» **Aim of the task**
Output the records. Match them exactly.

— START Records for this exercise —

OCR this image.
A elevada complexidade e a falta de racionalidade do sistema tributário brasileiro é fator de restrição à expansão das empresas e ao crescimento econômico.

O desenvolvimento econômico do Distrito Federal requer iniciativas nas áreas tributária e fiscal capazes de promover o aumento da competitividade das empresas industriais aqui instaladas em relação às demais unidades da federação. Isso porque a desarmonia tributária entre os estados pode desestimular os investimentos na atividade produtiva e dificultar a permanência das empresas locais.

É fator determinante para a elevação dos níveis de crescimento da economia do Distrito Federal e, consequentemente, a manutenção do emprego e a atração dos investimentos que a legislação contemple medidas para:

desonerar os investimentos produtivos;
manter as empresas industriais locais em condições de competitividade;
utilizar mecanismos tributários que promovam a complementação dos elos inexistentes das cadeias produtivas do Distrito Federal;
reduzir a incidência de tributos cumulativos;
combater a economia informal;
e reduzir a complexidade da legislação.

— END Records for this exercise —

» **Solution to the problem**
OCR this image.
A elevada complexidade e a falta de racionalidade do sistema tributário brasileiro é fator de restrição à expansão das empresas e ao crescimento econômico.

O desenvolvimento econômico do Distrito Federal requer iniciativas nas áreas tributária e fiscal capazes de promover o aumento da competitividade das empresas industriais aqui instaladas em relação às demais unidades da federação. Isso porque a desarmonia tributária entre os estados pode desestimular os investimentos na atividade produtiva e dificultar a permanência das empresas locais.

É fator determinante para a elevação dos níveis de crescimento da economia do Distrito Federal e, consequentemente, a manutenção do emprego e a atração dos investimentos que a legislação contemple medidas para:

desonerar os investimentos produtivos;
manter as empresas industriais locais em condições de competitividade;
utilizar mecanismos tributários que promovam a complementação dos elos inexistentes das cadeias produtivas do Distrito Federal;
reduzir a incidência de tributos cumulativos;
combater a economia informal;
e reduzir a complexidade da legislação.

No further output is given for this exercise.